# What the task requires
Among the lines below, count those with "затрат". Give only the number.

# Collection entries

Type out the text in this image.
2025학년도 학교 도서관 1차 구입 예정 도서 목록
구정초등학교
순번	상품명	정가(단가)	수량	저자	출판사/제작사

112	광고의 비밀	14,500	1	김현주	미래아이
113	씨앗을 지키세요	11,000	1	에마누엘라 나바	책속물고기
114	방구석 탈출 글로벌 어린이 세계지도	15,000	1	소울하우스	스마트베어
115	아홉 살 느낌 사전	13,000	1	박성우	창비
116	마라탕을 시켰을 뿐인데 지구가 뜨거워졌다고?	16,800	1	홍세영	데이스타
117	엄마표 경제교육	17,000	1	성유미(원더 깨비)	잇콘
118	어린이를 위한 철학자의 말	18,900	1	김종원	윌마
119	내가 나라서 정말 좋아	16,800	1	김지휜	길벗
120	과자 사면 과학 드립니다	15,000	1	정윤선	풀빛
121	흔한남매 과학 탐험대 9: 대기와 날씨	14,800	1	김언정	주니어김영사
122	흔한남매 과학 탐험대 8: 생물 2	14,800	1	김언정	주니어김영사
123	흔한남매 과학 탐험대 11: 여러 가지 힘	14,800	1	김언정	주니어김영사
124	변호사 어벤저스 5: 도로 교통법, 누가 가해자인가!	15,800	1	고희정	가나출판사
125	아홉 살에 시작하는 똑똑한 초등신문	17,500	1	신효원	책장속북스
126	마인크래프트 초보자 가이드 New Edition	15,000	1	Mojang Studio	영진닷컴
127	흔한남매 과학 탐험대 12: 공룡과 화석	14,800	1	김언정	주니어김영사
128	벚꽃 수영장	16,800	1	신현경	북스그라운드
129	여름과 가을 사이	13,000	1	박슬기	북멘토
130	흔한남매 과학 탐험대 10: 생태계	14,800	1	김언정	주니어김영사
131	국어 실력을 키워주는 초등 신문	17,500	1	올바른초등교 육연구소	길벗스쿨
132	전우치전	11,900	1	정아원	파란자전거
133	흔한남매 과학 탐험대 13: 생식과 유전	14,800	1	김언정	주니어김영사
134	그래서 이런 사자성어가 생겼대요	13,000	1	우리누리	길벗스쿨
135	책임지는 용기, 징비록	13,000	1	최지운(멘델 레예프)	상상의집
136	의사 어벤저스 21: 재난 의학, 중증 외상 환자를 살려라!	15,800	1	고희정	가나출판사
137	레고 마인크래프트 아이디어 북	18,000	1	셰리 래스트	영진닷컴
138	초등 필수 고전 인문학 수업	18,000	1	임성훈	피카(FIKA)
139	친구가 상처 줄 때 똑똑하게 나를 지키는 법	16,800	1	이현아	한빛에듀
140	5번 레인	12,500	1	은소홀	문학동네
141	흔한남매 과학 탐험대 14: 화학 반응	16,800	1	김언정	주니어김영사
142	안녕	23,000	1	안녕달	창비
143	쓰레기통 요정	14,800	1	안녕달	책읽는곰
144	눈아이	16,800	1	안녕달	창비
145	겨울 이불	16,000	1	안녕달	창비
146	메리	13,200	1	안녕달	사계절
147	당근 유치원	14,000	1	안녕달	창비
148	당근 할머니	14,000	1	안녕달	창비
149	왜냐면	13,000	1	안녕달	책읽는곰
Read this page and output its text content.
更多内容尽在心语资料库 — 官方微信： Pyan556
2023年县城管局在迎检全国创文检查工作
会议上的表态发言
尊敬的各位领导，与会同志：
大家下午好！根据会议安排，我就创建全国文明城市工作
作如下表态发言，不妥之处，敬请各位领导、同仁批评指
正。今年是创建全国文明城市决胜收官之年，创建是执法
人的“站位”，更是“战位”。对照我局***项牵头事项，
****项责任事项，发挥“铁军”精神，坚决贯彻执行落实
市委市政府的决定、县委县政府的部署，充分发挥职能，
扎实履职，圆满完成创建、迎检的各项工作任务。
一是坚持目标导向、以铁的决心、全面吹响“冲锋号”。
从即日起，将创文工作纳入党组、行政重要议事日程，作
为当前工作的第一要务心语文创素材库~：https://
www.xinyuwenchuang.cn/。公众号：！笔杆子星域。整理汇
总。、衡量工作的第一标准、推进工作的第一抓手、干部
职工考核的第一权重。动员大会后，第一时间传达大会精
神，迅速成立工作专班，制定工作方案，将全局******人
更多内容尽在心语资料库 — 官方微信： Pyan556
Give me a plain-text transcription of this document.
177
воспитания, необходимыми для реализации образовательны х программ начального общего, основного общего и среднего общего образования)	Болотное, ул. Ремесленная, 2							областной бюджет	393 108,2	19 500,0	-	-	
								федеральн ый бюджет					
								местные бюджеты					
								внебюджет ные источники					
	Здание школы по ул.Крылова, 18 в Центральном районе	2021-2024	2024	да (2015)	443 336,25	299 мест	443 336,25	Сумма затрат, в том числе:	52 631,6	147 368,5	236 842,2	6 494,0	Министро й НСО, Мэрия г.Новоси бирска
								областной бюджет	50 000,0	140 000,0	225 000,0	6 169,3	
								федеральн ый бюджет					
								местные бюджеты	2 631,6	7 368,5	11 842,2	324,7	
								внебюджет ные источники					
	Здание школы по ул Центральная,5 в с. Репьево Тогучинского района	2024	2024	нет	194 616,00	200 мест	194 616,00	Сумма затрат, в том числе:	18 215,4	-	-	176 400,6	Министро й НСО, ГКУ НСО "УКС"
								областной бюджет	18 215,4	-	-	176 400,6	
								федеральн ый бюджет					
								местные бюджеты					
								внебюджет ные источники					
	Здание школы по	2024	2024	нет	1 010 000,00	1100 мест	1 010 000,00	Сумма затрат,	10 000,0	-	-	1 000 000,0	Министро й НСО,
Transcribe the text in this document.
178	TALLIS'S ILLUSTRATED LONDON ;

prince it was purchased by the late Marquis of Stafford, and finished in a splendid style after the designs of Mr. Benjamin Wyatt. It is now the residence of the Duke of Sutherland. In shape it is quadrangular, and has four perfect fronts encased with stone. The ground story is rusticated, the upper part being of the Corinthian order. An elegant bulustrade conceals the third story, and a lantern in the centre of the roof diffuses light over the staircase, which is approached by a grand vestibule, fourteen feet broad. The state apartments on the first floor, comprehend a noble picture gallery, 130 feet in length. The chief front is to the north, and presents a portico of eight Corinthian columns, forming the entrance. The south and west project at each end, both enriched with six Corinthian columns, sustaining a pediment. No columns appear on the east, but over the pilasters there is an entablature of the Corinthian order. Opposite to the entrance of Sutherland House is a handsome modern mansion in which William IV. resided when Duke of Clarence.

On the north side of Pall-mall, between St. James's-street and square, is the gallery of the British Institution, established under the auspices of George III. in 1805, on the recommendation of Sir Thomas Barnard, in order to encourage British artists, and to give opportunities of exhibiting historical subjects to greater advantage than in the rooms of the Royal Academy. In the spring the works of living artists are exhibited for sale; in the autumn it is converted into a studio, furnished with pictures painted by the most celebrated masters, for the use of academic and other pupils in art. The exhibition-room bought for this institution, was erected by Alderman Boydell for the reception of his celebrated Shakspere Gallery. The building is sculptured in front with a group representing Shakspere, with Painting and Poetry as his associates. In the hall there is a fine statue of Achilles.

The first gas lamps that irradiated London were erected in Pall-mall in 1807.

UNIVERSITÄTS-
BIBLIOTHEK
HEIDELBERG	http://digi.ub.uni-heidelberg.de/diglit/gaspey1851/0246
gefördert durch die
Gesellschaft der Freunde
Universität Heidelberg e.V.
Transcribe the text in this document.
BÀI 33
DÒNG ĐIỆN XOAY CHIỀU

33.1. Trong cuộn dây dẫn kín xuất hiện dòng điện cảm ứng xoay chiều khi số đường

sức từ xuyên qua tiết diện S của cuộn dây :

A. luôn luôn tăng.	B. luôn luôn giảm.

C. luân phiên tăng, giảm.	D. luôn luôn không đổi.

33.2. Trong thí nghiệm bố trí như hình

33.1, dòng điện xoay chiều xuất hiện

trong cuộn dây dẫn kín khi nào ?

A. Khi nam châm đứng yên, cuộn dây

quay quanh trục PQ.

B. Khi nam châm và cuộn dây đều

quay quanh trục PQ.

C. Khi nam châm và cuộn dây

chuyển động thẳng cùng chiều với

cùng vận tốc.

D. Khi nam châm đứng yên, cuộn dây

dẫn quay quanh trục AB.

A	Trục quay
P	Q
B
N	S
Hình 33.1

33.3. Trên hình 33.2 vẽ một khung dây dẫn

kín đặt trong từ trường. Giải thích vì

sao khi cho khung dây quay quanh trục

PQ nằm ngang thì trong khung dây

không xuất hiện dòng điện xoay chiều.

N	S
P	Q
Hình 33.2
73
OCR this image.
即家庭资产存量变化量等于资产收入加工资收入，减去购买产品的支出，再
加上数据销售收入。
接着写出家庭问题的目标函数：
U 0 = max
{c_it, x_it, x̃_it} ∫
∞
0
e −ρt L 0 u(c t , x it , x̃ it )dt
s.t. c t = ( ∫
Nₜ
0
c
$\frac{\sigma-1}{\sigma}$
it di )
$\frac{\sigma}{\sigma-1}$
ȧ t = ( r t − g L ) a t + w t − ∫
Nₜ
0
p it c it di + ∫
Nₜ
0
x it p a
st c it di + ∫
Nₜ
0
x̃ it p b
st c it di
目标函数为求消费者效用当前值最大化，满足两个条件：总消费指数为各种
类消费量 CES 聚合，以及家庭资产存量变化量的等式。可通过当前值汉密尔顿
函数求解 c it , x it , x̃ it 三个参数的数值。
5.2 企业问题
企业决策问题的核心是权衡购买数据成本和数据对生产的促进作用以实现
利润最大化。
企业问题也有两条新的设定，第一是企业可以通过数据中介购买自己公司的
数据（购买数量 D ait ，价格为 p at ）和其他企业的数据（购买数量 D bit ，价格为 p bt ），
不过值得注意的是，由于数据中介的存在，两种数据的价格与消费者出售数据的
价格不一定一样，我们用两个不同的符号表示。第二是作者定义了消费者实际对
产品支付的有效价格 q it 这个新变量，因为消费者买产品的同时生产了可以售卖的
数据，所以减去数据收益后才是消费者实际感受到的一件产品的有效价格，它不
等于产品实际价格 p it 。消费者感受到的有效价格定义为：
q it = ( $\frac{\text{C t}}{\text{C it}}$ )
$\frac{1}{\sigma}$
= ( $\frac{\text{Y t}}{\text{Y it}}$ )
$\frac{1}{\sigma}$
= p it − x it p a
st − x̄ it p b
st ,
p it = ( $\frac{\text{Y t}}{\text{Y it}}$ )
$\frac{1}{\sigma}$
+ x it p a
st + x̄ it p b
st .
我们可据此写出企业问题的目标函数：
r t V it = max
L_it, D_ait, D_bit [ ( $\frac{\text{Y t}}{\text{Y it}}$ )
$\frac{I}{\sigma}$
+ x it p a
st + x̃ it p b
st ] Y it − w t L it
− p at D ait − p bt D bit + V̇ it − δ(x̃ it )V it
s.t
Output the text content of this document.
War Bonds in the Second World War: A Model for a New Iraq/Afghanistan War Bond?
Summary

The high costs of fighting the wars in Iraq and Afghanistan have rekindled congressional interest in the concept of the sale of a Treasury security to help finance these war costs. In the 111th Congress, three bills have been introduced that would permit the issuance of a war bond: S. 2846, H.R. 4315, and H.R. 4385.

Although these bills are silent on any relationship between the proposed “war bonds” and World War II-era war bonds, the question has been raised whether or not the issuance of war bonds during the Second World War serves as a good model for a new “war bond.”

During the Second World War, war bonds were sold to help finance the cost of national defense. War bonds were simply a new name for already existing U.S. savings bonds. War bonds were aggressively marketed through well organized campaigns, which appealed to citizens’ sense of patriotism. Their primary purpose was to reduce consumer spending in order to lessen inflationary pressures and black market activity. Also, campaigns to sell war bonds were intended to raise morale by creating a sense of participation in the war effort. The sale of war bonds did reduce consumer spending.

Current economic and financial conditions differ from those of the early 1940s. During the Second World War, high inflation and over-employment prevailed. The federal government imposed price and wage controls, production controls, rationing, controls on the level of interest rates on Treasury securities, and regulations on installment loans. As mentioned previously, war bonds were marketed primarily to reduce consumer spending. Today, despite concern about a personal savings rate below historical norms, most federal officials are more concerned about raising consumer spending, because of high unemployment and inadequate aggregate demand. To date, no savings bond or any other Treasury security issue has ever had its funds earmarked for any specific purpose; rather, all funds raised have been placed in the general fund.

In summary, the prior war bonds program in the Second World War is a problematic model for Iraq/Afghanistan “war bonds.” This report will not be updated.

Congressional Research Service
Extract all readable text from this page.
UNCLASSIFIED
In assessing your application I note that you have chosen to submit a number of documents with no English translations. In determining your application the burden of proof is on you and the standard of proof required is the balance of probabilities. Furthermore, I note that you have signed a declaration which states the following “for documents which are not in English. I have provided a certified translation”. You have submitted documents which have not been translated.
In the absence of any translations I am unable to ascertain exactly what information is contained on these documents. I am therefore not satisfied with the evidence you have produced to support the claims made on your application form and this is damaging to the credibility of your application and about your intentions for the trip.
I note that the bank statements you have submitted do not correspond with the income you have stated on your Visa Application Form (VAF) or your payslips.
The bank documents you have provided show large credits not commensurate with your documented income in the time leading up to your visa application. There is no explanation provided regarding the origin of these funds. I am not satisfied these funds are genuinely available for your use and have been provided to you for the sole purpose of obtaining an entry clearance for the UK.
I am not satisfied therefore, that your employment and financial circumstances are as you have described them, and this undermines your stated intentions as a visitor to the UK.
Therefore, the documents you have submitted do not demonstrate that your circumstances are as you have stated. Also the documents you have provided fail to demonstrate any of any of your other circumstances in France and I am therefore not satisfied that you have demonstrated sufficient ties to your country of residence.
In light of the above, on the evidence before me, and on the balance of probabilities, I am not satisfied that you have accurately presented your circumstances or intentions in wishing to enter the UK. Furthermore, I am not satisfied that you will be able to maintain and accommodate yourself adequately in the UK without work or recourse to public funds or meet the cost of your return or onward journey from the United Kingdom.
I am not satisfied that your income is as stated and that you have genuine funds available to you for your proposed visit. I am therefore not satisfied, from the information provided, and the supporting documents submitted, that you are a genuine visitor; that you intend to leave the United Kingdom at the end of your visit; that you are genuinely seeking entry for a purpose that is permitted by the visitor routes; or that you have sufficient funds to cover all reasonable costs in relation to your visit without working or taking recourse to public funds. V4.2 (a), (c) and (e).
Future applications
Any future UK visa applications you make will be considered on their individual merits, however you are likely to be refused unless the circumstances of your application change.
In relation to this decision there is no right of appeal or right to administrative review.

# The response
3